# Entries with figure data
────

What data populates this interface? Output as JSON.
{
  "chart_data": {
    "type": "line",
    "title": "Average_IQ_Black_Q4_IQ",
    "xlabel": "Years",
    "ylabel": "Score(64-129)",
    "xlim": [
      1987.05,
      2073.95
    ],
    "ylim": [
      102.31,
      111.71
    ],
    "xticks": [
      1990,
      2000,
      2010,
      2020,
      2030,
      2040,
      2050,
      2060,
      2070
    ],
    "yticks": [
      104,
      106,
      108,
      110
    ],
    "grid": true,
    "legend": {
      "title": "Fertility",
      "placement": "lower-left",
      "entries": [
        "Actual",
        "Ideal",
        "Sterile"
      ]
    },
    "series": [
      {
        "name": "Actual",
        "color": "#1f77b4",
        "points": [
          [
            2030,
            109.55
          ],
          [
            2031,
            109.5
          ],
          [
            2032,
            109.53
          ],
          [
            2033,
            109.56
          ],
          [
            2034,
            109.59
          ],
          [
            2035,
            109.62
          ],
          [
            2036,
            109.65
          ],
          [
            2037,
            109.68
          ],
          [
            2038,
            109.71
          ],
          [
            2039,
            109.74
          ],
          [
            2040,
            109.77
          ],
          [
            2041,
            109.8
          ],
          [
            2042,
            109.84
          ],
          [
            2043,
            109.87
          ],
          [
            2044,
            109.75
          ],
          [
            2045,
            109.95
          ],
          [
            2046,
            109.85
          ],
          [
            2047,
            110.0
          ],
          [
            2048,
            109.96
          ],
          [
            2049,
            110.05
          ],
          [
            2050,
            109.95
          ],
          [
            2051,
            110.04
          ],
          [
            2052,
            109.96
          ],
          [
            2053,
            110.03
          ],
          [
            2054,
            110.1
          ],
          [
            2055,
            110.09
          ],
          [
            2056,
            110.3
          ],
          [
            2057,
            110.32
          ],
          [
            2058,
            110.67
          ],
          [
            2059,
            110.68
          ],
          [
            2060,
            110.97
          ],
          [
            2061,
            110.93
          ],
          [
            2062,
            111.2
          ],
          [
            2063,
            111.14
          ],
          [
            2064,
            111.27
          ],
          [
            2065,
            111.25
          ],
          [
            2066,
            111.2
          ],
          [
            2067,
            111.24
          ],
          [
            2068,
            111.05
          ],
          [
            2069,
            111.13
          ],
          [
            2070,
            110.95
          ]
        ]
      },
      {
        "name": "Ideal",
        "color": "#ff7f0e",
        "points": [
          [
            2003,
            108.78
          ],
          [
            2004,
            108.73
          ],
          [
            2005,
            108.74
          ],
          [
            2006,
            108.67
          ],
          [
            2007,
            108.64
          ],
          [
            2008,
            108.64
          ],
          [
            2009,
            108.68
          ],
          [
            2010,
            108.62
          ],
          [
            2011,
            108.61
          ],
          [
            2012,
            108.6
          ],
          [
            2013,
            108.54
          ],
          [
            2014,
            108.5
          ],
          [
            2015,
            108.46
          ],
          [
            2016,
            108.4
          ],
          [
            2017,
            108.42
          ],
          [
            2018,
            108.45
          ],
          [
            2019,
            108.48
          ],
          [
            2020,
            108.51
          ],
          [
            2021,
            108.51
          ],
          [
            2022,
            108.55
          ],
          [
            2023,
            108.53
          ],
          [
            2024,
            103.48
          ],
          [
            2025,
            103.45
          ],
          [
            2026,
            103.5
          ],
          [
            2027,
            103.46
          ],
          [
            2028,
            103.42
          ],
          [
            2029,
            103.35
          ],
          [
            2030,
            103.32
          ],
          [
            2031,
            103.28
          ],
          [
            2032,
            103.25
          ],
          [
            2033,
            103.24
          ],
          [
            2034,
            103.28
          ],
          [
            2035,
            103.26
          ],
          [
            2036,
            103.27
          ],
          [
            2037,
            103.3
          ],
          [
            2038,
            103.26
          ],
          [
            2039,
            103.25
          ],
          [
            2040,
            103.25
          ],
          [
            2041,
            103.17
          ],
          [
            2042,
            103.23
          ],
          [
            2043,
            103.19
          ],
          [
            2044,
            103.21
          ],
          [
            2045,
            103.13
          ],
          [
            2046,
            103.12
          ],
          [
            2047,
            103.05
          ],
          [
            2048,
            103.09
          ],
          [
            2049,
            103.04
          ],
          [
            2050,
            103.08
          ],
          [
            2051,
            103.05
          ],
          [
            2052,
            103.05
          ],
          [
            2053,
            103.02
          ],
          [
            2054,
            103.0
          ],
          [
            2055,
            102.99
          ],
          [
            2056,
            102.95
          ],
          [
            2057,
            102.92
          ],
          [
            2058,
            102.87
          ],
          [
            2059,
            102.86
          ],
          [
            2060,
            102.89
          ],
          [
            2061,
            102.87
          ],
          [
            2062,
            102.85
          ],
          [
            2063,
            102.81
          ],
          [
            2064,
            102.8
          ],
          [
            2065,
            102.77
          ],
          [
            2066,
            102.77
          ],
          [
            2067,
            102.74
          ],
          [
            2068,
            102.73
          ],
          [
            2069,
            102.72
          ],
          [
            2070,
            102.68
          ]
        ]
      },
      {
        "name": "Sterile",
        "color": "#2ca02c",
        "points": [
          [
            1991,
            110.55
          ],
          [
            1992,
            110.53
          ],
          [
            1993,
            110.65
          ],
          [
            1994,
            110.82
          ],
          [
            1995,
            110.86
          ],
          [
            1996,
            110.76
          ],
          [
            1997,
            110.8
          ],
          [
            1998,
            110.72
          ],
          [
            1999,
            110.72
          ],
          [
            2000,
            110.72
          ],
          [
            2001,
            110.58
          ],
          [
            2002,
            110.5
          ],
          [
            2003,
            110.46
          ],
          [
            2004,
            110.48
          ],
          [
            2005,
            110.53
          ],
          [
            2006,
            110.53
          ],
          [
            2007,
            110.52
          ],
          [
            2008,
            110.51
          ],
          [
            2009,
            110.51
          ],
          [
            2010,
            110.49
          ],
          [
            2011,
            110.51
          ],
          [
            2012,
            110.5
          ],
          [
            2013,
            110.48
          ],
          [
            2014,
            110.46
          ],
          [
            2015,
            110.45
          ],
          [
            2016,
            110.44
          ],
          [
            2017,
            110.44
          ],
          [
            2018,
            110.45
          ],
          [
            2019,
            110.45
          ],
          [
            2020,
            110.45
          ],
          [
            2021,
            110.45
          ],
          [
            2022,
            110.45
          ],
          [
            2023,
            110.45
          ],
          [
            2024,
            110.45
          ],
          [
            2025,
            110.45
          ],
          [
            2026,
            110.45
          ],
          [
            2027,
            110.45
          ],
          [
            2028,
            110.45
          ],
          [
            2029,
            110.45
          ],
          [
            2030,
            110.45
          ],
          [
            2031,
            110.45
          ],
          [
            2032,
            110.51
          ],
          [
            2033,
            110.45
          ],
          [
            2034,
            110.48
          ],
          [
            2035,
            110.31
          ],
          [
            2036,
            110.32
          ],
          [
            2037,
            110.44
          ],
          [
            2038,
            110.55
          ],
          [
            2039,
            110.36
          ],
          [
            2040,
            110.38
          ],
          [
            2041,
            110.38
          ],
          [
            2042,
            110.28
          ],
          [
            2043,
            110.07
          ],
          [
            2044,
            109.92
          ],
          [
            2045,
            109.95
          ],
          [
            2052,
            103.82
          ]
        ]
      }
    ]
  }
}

────

# Requirements
Report all lines of the data above that include the string "color".

# Response to the exercise
        "color": "#1f77b4",
        "color": "#ff7f0e",
        "color": "#2ca02c",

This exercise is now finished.